_Exercise requirements_:
Find every line in the records below that holds the word "COINBASE", and copy it out.

Structured figure records:

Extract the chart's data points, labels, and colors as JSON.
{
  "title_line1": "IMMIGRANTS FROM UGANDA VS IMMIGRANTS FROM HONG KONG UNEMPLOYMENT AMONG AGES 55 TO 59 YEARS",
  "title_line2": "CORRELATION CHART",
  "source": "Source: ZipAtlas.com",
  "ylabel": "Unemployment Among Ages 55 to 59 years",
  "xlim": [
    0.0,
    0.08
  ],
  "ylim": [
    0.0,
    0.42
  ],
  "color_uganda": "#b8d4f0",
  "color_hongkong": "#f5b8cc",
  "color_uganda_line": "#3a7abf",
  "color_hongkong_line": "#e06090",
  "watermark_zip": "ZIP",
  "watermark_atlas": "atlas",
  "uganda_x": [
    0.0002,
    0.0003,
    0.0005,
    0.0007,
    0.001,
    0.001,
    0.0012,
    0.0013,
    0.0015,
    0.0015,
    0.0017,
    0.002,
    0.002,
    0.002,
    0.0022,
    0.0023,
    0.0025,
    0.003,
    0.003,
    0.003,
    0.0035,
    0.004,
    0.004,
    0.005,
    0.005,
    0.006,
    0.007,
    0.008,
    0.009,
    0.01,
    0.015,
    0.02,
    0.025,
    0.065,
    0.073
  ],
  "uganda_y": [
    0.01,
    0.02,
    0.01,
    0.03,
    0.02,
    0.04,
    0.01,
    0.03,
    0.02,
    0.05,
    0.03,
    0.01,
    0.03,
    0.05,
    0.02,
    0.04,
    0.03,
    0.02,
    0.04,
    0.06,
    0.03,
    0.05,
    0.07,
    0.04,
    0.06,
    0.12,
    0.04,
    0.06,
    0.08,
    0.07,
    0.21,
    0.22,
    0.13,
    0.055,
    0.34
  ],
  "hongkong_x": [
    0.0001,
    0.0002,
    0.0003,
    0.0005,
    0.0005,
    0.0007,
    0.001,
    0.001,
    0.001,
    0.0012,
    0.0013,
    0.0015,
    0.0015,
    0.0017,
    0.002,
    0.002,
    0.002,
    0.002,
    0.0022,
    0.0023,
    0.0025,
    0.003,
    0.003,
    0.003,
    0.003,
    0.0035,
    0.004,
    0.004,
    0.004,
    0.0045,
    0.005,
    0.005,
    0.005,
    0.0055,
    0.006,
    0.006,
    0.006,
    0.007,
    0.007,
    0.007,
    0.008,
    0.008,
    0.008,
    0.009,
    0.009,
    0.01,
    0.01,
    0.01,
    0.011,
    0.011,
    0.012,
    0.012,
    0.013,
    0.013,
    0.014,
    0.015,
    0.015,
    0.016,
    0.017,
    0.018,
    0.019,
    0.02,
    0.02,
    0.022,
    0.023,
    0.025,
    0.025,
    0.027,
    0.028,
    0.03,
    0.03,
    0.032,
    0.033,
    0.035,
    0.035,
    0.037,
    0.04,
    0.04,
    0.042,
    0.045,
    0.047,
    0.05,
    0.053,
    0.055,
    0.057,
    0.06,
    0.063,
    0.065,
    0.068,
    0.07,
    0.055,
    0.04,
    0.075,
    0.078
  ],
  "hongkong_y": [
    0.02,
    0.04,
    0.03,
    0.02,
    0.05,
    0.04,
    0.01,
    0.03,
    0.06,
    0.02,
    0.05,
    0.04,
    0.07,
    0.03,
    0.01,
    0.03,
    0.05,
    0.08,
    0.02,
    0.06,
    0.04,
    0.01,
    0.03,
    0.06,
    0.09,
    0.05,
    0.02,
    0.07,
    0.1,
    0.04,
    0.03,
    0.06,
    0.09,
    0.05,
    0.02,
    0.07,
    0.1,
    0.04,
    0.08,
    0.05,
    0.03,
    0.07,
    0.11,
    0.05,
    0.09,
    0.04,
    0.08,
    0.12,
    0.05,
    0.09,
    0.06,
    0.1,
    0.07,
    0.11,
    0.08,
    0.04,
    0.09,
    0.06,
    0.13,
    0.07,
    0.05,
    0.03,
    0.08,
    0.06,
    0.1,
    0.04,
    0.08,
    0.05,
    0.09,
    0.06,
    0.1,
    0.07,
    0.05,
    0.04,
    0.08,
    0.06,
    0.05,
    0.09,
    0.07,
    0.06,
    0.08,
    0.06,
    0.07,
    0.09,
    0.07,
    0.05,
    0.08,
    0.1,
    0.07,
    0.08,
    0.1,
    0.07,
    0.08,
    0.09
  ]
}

* * *

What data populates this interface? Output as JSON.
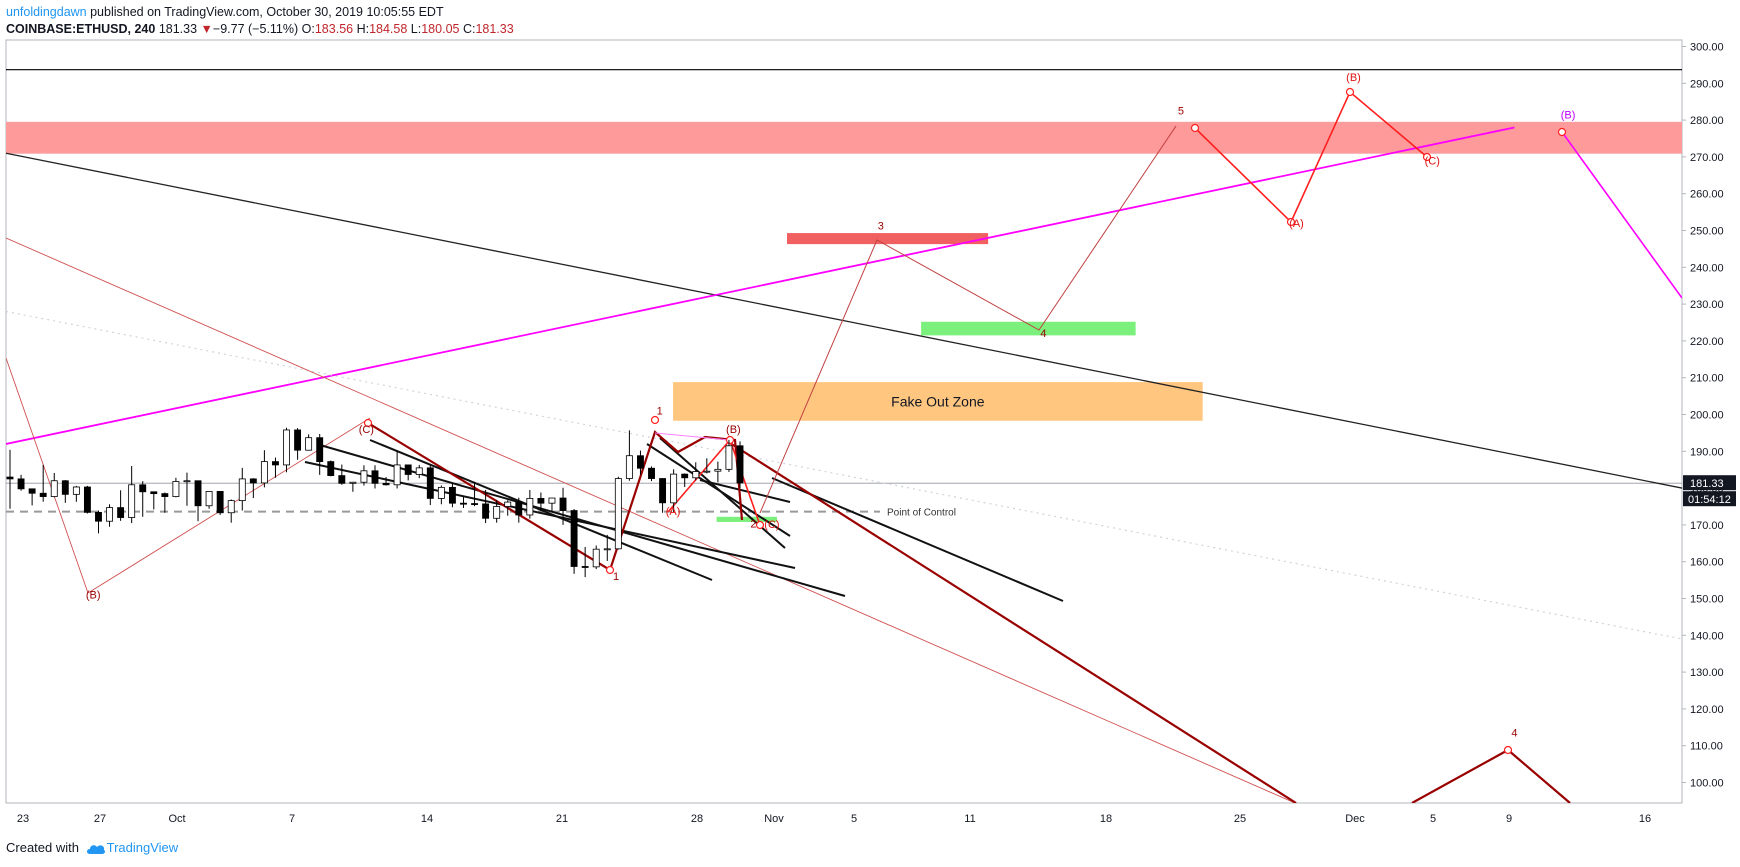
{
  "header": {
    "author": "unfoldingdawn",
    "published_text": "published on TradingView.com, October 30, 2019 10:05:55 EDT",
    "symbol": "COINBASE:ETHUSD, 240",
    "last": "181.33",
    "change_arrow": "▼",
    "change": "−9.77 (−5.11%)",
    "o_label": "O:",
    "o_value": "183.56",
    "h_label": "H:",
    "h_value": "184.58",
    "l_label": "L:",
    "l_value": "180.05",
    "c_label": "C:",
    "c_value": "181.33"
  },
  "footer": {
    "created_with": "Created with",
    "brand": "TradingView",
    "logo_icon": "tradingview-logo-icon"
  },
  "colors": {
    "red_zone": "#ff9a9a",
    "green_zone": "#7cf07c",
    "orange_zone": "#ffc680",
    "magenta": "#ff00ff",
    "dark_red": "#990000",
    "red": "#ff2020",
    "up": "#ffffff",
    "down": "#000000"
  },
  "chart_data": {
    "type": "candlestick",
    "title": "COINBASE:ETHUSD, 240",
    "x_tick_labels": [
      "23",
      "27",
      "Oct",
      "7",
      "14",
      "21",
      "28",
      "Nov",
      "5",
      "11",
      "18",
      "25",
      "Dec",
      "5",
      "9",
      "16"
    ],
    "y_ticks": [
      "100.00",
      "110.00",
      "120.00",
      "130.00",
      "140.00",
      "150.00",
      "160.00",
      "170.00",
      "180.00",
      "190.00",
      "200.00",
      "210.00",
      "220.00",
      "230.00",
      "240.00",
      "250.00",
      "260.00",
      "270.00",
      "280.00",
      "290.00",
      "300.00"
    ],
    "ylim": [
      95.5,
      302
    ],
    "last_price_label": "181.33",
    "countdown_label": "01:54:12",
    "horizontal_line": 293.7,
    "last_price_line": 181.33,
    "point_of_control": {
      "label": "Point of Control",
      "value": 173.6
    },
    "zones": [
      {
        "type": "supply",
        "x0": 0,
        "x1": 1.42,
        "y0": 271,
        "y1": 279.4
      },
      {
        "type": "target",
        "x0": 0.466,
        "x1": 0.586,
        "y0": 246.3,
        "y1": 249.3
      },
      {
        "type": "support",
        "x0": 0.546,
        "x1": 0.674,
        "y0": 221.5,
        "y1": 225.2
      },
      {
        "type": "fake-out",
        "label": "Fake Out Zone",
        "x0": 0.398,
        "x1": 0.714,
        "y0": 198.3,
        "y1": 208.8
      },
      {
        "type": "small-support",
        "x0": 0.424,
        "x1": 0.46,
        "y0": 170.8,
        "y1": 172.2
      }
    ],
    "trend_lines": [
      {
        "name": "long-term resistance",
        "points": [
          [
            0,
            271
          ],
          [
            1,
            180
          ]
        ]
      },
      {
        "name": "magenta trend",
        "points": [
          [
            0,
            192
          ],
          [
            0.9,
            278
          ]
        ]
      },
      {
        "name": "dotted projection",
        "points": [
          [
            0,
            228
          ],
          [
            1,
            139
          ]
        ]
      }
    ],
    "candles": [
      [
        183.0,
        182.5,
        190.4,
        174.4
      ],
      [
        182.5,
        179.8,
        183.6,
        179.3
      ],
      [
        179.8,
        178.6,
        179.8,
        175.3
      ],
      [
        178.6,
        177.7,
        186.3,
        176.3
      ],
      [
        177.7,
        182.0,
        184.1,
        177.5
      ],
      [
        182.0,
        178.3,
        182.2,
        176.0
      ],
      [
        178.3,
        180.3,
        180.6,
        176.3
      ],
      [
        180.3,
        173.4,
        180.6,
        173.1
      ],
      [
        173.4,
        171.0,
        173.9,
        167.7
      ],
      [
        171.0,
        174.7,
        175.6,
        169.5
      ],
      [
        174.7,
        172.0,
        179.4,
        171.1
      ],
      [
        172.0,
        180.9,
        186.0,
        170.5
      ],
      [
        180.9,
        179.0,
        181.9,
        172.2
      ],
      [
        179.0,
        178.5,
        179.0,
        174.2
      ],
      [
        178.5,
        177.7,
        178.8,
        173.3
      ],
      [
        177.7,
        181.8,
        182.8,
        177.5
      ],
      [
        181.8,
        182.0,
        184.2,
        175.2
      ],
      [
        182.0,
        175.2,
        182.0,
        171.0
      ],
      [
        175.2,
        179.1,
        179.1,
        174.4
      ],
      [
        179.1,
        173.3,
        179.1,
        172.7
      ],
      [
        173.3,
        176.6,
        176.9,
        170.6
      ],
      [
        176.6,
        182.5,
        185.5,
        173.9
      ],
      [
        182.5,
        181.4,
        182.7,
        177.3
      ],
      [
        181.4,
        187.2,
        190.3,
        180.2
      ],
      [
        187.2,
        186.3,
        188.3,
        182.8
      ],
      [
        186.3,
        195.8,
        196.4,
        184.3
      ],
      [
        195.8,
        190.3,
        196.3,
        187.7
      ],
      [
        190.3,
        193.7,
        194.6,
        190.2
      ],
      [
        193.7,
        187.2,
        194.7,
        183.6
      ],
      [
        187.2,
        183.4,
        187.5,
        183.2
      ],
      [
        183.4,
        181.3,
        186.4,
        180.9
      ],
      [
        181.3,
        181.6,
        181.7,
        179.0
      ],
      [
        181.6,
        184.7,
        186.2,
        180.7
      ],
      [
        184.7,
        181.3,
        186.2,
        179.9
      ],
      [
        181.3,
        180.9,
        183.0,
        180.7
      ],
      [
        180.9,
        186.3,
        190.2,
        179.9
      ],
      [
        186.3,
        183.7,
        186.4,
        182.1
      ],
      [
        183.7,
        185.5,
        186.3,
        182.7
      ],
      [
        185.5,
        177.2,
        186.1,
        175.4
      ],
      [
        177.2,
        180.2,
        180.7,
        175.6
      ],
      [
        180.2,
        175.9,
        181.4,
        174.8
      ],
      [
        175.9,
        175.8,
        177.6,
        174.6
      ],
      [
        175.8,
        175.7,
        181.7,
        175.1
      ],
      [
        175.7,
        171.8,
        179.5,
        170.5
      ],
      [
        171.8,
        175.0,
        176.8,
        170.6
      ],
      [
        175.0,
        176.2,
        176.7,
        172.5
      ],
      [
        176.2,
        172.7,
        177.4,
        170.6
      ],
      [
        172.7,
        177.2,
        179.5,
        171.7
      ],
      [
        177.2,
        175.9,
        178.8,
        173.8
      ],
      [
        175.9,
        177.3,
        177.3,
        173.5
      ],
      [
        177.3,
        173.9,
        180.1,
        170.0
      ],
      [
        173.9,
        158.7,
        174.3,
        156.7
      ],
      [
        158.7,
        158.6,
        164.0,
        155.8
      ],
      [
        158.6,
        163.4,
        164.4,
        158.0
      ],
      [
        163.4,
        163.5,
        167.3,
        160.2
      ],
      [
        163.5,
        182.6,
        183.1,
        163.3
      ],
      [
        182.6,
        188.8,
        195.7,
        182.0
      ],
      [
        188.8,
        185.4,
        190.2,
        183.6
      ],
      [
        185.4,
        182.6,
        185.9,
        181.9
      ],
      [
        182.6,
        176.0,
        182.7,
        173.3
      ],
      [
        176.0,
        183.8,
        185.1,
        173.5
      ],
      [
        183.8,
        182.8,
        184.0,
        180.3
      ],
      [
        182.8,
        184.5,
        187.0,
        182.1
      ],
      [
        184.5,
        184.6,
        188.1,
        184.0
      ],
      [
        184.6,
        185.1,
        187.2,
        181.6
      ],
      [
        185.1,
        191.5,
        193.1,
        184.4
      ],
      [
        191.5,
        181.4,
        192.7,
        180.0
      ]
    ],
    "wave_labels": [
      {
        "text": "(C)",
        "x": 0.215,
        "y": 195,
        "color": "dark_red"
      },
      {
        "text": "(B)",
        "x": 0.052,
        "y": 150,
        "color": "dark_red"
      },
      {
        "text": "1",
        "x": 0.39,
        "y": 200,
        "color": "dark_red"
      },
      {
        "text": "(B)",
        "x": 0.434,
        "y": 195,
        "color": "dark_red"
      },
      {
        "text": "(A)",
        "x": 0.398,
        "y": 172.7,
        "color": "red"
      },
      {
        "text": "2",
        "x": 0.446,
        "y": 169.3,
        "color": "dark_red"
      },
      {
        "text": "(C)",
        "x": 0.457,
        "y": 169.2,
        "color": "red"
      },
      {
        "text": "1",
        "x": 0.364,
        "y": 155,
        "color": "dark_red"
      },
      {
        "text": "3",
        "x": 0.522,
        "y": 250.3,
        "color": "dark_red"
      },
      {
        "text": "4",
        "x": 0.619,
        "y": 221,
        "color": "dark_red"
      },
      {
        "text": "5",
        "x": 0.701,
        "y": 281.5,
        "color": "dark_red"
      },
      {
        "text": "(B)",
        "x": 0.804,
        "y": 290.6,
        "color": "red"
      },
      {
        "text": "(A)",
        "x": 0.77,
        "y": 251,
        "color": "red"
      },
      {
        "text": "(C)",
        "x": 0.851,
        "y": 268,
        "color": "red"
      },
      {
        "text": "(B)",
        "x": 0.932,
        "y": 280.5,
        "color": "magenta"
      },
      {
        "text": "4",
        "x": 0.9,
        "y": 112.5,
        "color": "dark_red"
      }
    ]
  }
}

_Finished exercise_:
    "symbol": "COINBASE:ETHUSD, 240",
    "title": "COINBASE:ETHUSD, 240",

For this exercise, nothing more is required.